=== Do this ===
Please transcribe the listing below in full and word for word, without its pictures.

(Extracted data entries)
===============

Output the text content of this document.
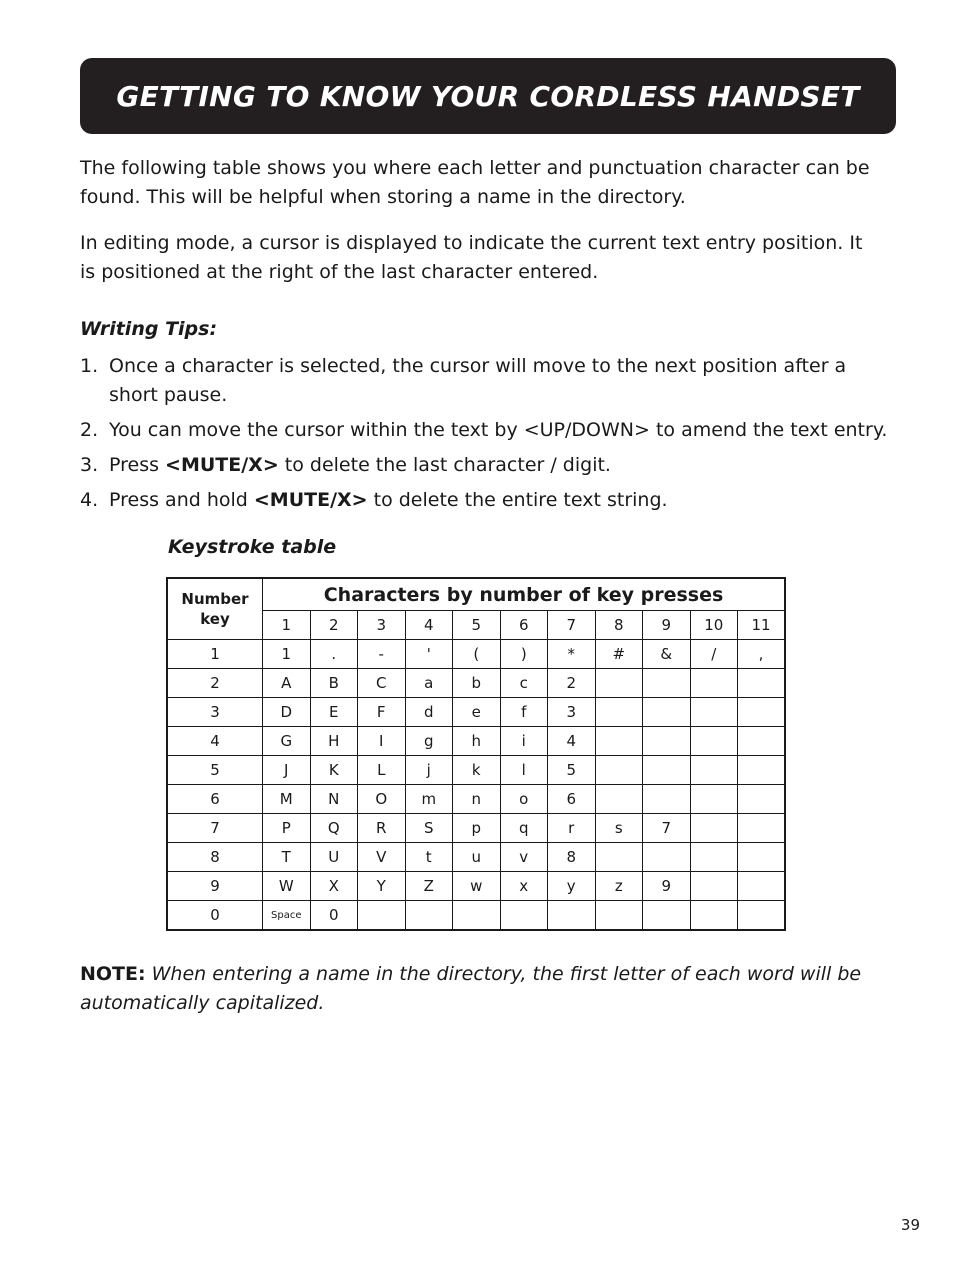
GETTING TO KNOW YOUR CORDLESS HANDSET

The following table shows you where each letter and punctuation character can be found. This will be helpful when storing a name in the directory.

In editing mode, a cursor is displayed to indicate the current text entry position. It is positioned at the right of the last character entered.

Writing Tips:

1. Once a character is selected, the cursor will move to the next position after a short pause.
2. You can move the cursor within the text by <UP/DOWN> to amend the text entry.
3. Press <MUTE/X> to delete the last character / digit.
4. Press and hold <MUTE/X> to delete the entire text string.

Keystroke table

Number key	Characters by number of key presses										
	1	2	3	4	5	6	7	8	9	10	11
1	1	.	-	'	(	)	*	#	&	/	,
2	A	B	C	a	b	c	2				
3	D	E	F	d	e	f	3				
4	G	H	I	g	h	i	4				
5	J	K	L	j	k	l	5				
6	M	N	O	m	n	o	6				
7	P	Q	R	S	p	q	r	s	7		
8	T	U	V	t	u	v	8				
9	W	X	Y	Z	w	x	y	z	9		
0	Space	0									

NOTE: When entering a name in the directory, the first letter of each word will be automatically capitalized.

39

===============

=== Full output ===
Output the text content of this document.
GETTING TO KNOW YOUR CORDLESS HANDSET

The following table shows you where each letter and punctuation character can be found. This will be helpful when storing a name in the directory.

In editing mode, a cursor is displayed to indicate the current text entry position. It is positioned at the right of the last character entered.

Writing Tips:

1. Once a character is selected, the cursor will move to the next position after a short pause.
2. You can move the cursor within the text by <UP/DOWN> to amend the text entry.
3. Press <MUTE/X> to delete the last character / digit.
4. Press and hold <MUTE/X> to delete the entire text string.

Keystroke table

Number key	Characters by number of key presses										
	1	2	3	4	5	6	7	8	9	10	11
1	1	.	-	'	(	)	*	#	&	/	,
2	A	B	C	a	b	c	2				
3	D	E	F	d	e	f	3				
4	G	H	I	g	h	i	4				
5	J	K	L	j	k	l	5				
6	M	N	O	m	n	o	6				
7	P	Q	R	S	p	q	r	s	7		
8	T	U	V	t	u	v	8				
9	W	X	Y	Z	w	x	y	z	9		
0	Space	0									

NOTE: When entering a name in the directory, the first letter of each word will be automatically capitalized.

39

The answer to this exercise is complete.